AIM OF THE EXERCISE: Reproduce all of the records exactly.

Data entries:

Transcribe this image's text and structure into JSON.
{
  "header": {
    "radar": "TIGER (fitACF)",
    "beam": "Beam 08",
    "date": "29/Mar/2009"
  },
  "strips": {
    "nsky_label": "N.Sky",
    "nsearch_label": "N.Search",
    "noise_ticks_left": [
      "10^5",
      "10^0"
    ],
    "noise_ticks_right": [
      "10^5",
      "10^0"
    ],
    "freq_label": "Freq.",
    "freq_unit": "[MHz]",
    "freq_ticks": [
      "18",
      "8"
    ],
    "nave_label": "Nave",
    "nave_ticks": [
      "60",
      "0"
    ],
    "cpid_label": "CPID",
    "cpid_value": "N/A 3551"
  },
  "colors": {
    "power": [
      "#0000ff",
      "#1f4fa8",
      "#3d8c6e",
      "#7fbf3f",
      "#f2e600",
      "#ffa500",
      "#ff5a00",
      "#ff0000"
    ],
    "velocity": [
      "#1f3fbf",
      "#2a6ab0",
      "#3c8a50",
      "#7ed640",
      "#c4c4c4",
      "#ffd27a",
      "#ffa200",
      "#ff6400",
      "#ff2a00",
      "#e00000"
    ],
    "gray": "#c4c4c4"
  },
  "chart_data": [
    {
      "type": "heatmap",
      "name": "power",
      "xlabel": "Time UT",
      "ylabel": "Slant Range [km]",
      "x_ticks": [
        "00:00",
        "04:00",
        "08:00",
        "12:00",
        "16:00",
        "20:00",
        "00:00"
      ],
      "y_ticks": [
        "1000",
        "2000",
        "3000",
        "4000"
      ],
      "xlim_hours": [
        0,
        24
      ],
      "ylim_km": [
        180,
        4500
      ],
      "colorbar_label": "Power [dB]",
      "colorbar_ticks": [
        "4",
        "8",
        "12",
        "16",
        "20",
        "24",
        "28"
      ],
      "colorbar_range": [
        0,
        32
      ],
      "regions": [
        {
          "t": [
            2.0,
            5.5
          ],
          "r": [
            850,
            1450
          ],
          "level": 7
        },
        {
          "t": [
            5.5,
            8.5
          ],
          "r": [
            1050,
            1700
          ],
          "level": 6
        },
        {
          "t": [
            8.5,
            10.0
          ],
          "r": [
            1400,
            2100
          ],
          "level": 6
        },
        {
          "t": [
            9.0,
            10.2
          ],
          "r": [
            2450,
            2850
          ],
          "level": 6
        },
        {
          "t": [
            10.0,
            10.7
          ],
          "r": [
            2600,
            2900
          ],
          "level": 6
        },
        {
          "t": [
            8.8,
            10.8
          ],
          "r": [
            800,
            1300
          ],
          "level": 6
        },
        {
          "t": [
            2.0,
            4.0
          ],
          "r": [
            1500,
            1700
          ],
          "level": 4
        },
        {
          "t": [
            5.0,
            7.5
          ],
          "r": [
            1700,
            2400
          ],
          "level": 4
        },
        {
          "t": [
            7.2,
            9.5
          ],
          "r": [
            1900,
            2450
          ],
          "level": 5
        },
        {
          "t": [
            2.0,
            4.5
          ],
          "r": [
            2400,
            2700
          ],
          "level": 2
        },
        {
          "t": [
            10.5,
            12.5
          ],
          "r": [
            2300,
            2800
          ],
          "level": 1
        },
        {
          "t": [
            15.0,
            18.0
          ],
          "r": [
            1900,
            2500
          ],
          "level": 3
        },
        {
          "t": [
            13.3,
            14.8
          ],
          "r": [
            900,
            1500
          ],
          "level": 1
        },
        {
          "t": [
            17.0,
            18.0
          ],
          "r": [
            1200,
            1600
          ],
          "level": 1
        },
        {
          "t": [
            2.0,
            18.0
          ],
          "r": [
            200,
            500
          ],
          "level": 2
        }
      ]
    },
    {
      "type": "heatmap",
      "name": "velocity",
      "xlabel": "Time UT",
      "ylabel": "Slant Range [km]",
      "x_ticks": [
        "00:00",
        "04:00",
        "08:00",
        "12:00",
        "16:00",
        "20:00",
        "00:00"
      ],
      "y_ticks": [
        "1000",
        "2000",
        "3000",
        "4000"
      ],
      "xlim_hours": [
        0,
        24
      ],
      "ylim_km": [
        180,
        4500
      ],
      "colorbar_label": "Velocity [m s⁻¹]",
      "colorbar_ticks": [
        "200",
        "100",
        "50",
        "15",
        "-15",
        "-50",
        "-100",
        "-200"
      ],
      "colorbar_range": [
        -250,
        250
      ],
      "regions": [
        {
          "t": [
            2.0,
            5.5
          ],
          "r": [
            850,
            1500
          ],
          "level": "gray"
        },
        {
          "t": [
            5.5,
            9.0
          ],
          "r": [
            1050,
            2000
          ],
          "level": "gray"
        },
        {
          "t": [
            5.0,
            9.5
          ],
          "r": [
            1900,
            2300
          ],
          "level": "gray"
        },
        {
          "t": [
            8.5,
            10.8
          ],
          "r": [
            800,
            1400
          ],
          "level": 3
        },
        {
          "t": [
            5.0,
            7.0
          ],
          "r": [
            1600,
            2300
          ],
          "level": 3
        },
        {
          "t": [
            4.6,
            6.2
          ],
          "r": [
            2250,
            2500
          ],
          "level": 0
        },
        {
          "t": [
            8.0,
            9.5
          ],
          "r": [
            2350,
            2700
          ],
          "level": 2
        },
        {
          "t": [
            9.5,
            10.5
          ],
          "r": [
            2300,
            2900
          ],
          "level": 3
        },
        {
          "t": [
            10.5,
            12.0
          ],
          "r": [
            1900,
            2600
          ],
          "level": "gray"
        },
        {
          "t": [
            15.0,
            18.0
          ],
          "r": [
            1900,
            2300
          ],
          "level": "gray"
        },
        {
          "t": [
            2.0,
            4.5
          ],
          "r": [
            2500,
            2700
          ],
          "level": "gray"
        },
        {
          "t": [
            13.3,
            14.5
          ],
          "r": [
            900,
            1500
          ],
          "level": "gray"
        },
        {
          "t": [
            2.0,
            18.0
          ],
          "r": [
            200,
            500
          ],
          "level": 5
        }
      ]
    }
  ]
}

TASK OUTPUT:
Transcribe this image's text and structure into JSON.
{
  "header": {
    "radar": "TIGER (fitACF)",
    "beam": "Beam 08",
    "date": "29/Mar/2009"
  },
  "strips": {
    "nsky_label": "N.Sky",
    "nsearch_label": "N.Search",
    "noise_ticks_left": [
      "10^5",
      "10^0"
    ],
    "noise_ticks_right": [
      "10^5",
      "10^0"
    ],
    "freq_label": "Freq.",
    "freq_unit": "[MHz]",
    "freq_ticks": [
      "18",
      "8"
    ],
    "nave_label": "Nave",
    "nave_ticks": [
      "60",
      "0"
    ],
    "cpid_label": "CPID",
    "cpid_value": "N/A 3551"
  },
  "colors": {
    "power": [
      "#0000ff",
      "#1f4fa8",
      "#3d8c6e",
      "#7fbf3f",
      "#f2e600",
      "#ffa500",
      "#ff5a00",
      "#ff0000"
    ],
    "velocity": [
      "#1f3fbf",
      "#2a6ab0",
      "#3c8a50",
      "#7ed640",
      "#c4c4c4",
      "#ffd27a",
      "#ffa200",
      "#ff6400",
      "#ff2a00",
      "#e00000"
    ],
    "gray": "#c4c4c4"
  },
  "chart_data": [
    {
      "type": "heatmap",
      "name": "power",
      "xlabel": "Time UT",
      "ylabel": "Slant Range [km]",
      "x_ticks": [
        "00:00",
        "04:00",
        "08:00",
        "12:00",
        "16:00",
        "20:00",
        "00:00"
      ],
      "y_ticks": [
        "1000",
        "2000",
        "3000",
        "4000"
      ],
      "xlim_hours": [
        0,
        24
      ],
      "ylim_km": [
        180,
        4500
      ],
      "colorbar_label": "Power [dB]",
      "colorbar_ticks": [
        "4",
        "8",
        "12",
        "16",
        "20",
        "24",
        "28"
      ],
      "colorbar_range": [
        0,
        32
      ],
      "regions": [
        {
          "t": [
            2.0,
            5.5
          ],
          "r": [
            850,
            1450
          ],
          "level": 7
        },
        {
          "t": [
            5.5,
            8.5
          ],
          "r": [
            1050,
            1700
          ],
          "level": 6
        },
        {
          "t": [
            8.5,
            10.0
          ],
          "r": [
            1400,
            2100
          ],
          "level": 6
        },
        {
          "t": [
            9.0,
            10.2
          ],
          "r": [
            2450,
            2850
          ],
          "level": 6
        },
        {
          "t": [
            10.0,
            10.7
          ],
          "r": [
            2600,
            2900
          ],
          "level": 6
        },
        {
          "t": [
            8.8,
            10.8
          ],
          "r": [
            800,
            1300
          ],
          "level": 6
        },
        {
          "t": [
            2.0,
            4.0
          ],
          "r": [
            1500,
            1700
          ],
          "level": 4
        },
        {
          "t": [
            5.0,
            7.5
          ],
          "r": [
            1700,
            2400
          ],
          "level": 4
        },
        {
          "t": [
            7.2,
            9.5
          ],
          "r": [
            1900,
            2450
          ],
          "level": 5
        },
        {
          "t": [
            2.0,
            4.5
          ],
          "r": [
            2400,
            2700
          ],
          "level": 2
        },
        {
          "t": [
            10.5,
            12.5
          ],
          "r": [
            2300,
            2800
          ],
          "level": 1
        },
        {
          "t": [
            15.0,
            18.0
          ],
          "r": [
            1900,
            2500
          ],
          "level": 3
        },
        {
          "t": [
            13.3,
            14.8
          ],
          "r": [
            900,
            1500
          ],
          "level": 1
        },
        {
          "t": [
            17.0,
            18.0
          ],
          "r": [
            1200,
            1600
          ],
          "level": 1
        },
        {
          "t": [
            2.0,
            18.0
          ],
          "r": [
            200,
            500
          ],
          "level": 2
        }
      ]
    },
    {
      "type": "heatmap",
      "name": "velocity",
      "xlabel": "Time UT",
      "ylabel": "Slant Range [km]",
      "x_ticks": [
        "00:00",
        "04:00",
        "08:00",
        "12:00",
        "16:00",
        "20:00",
        "00:00"
      ],
      "y_ticks": [
        "1000",
        "2000",
        "3000",
        "4000"
      ],
      "xlim_hours": [
        0,
        24
      ],
      "ylim_km": [
        180,
        4500
      ],
      "colorbar_label": "Velocity [m s⁻¹]",
      "colorbar_ticks": [
        "200",
        "100",
        "50",
        "15",
        "-15",
        "-50",
        "-100",
        "-200"
      ],
      "colorbar_range": [
        -250,
        250
      ],
      "regions": [
        {
          "t": [
            2.0,
            5.5
          ],
          "r": [
            850,
            1500
          ],
          "level": "gray"
        },
        {
          "t": [
            5.5,
            9.0
          ],
          "r": [
            1050,
            2000
          ],
          "level": "gray"
        },
        {
          "t": [
            5.0,
            9.5
          ],
          "r": [
            1900,
            2300
          ],
          "level": "gray"
        },
        {
          "t": [
            8.5,
            10.8
          ],
          "r": [
            800,
            1400
          ],
          "level": 3
        },
        {
          "t": [
            5.0,
            7.0
          ],
          "r": [
            1600,
            2300
          ],
          "level": 3
        },
        {
          "t": [
            4.6,
            6.2
          ],
          "r": [
            2250,
            2500
          ],
          "level": 0
        },
        {
          "t": [
            8.0,
            9.5
          ],
          "r": [
            2350,
            2700
          ],
          "level": 2
        },
        {
          "t": [
            9.5,
            10.5
          ],
          "r": [
            2300,
            2900
          ],
          "level": 3
        },
        {
          "t": [
            10.5,
            12.0
          ],
          "r": [
            1900,
            2600
          ],
          "level": "gray"
        },
        {
          "t": [
            15.0,
            18.0
          ],
          "r": [
            1900,
            2300
          ],
          "level": "gray"
        },
        {
          "t": [
            2.0,
            4.5
          ],
          "r": [
            2500,
            2700
          ],
          "level": "gray"
        },
        {
          "t": [
            13.3,
            14.5
          ],
          "r": [
            900,
            1500
          ],
          "level": "gray"
        },
        {
          "t": [
            2.0,
            18.0
          ],
          "r": [
            200,
            500
          ],
          "level": 5
        }
      ]
    }
  ]
}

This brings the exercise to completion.